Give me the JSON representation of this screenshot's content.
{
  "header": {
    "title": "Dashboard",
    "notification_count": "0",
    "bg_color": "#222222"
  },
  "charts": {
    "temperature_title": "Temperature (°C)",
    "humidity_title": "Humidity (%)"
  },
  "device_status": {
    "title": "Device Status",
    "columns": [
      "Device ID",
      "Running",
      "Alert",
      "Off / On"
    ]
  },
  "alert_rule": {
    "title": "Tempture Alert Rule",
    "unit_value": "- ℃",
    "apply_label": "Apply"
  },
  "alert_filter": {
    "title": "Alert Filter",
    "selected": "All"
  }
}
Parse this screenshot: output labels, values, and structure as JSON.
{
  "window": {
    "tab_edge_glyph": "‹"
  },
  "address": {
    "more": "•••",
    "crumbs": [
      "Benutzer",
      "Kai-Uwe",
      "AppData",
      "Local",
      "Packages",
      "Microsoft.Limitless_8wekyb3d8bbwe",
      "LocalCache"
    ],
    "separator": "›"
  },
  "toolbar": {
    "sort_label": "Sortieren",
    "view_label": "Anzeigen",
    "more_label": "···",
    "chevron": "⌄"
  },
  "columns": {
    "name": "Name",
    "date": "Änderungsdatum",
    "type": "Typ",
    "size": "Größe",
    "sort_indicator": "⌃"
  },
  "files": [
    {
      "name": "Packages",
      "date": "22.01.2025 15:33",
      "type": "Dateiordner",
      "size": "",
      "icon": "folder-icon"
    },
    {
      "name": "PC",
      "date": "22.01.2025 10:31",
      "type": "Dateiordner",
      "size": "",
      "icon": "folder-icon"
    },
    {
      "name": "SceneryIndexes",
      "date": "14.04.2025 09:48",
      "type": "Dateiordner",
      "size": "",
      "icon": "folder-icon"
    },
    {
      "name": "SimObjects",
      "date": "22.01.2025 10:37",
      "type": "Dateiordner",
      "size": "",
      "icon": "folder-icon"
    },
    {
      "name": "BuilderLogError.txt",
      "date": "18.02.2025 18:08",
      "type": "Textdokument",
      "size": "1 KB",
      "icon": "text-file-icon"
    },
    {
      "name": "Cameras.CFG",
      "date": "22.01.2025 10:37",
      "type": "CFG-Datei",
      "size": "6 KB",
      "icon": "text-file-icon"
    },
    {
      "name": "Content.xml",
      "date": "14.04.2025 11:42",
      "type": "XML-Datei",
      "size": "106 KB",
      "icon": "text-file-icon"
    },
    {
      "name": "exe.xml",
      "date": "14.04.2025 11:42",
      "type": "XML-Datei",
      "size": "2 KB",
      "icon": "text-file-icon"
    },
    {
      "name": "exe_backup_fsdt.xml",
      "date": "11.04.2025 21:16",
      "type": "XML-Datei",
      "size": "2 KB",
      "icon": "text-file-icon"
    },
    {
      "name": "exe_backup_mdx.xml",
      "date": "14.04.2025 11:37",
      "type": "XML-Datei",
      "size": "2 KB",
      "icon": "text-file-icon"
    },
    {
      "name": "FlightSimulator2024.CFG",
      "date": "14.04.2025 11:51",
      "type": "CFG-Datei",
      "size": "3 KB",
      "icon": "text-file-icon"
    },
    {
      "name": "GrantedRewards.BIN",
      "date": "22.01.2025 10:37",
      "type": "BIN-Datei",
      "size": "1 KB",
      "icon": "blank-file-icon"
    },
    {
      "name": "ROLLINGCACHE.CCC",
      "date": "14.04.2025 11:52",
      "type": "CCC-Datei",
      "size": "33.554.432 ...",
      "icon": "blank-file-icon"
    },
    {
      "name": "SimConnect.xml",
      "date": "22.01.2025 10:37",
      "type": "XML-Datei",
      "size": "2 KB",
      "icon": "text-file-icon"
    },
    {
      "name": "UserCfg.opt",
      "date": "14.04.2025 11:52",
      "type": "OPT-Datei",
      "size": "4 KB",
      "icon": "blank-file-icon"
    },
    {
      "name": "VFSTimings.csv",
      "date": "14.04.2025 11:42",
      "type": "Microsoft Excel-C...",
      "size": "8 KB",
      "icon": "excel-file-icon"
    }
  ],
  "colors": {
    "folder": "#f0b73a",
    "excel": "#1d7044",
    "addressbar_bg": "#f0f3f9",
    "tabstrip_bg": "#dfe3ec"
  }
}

------------------------------

▶ [Aim]
Extract all lines as given.

▶ [Answer for the task]
Give me the JSON representation of this screenshot's content.
{
  "header": {
    "title": "Dashboard",
    "notification_count": "0",
    "bg_color": "#222222"
  },
  "charts": {
    "temperature_title": "Temperature (°C)",
    "humidity_title": "Humidity (%)"
  },
  "device_status": {
    "title": "Device Status",
    "columns": [
      "Device ID",
      "Running",
      "Alert",
      "Off / On"
    ]
  },
  "alert_rule": {
    "title": "Tempture Alert Rule",
    "unit_value": "- ℃",
    "apply_label": "Apply"
  },
  "alert_filter": {
    "title": "Alert Filter",
    "selected": "All"
  }
}
Parse this screenshot: output labels, values, and structure as JSON.
{
  "window": {
    "tab_edge_glyph": "‹"
  },
  "address": {
    "more": "•••",
    "crumbs": [
      "Benutzer",
      "Kai-Uwe",
      "AppData",
      "Local",
      "Packages",
      "Microsoft.Limitless_8wekyb3d8bbwe",
      "LocalCache"
    ],
    "separator": "›"
  },
  "toolbar": {
    "sort_label": "Sortieren",
    "view_label": "Anzeigen",
    "more_label": "···",
    "chevron": "⌄"
  },
  "columns": {
    "name": "Name",
    "date": "Änderungsdatum",
    "type": "Typ",
    "size": "Größe",
    "sort_indicator": "⌃"
  },
  "files": [
    {
      "name": "Packages",
      "date": "22.01.2025 15:33",
      "type": "Dateiordner",
      "size": "",
      "icon": "folder-icon"
    },
    {
      "name": "PC",
      "date": "22.01.2025 10:31",
      "type": "Dateiordner",
      "size": "",
      "icon": "folder-icon"
    },
    {
      "name": "SceneryIndexes",
      "date": "14.04.2025 09:48",
      "type": "Dateiordner",
      "size": "",
      "icon": "folder-icon"
    },
    {
      "name": "SimObjects",
      "date": "22.01.2025 10:37",
      "type": "Dateiordner",
      "size": "",
      "icon": "folder-icon"
    },
    {
      "name": "BuilderLogError.txt",
      "date": "18.02.2025 18:08",
      "type": "Textdokument",
      "size": "1 KB",
      "icon": "text-file-icon"
    },
    {
      "name": "Cameras.CFG",
      "date": "22.01.2025 10:37",
      "type": "CFG-Datei",
      "size": "6 KB",
      "icon": "text-file-icon"
    },
    {
      "name": "Content.xml",
      "date": "14.04.2025 11:42",
      "type": "XML-Datei",
      "size": "106 KB",
      "icon": "text-file-icon"
    },
    {
      "name": "exe.xml",
      "date": "14.04.2025 11:42",
      "type": "XML-Datei",
      "size": "2 KB",
      "icon": "text-file-icon"
    },
    {
      "name": "exe_backup_fsdt.xml",
      "date": "11.04.2025 21:16",
      "type": "XML-Datei",
      "size": "2 KB",
      "icon": "text-file-icon"
    },
    {
      "name": "exe_backup_mdx.xml",
      "date": "14.04.2025 11:37",
      "type": "XML-Datei",
      "size": "2 KB",
      "icon": "text-file-icon"
    },
    {
      "name": "FlightSimulator2024.CFG",
      "date": "14.04.2025 11:51",
      "type": "CFG-Datei",
      "size": "3 KB",
      "icon": "text-file-icon"
    },
    {
      "name": "GrantedRewards.BIN",
      "date": "22.01.2025 10:37",
      "type": "BIN-Datei",
      "size": "1 KB",
      "icon": "blank-file-icon"
    },
    {
      "name": "ROLLINGCACHE.CCC",
      "date": "14.04.2025 11:52",
      "type": "CCC-Datei",
      "size": "33.554.432 ...",
      "icon": "blank-file-icon"
    },
    {
      "name": "SimConnect.xml",
      "date": "22.01.2025 10:37",
      "type": "XML-Datei",
      "size": "2 KB",
      "icon": "text-file-icon"
    },
    {
      "name": "UserCfg.opt",
      "date": "14.04.2025 11:52",
      "type": "OPT-Datei",
      "size": "4 KB",
      "icon": "blank-file-icon"
    },
    {
      "name": "VFSTimings.csv",
      "date": "14.04.2025 11:42",
      "type": "Microsoft Excel-C...",
      "size": "8 KB",
      "icon": "excel-file-icon"
    }
  ],
  "colors": {
    "folder": "#f0b73a",
    "excel": "#1d7044",
    "addressbar_bg": "#f0f3f9",
    "tabstrip_bg": "#dfe3ec"
  }
}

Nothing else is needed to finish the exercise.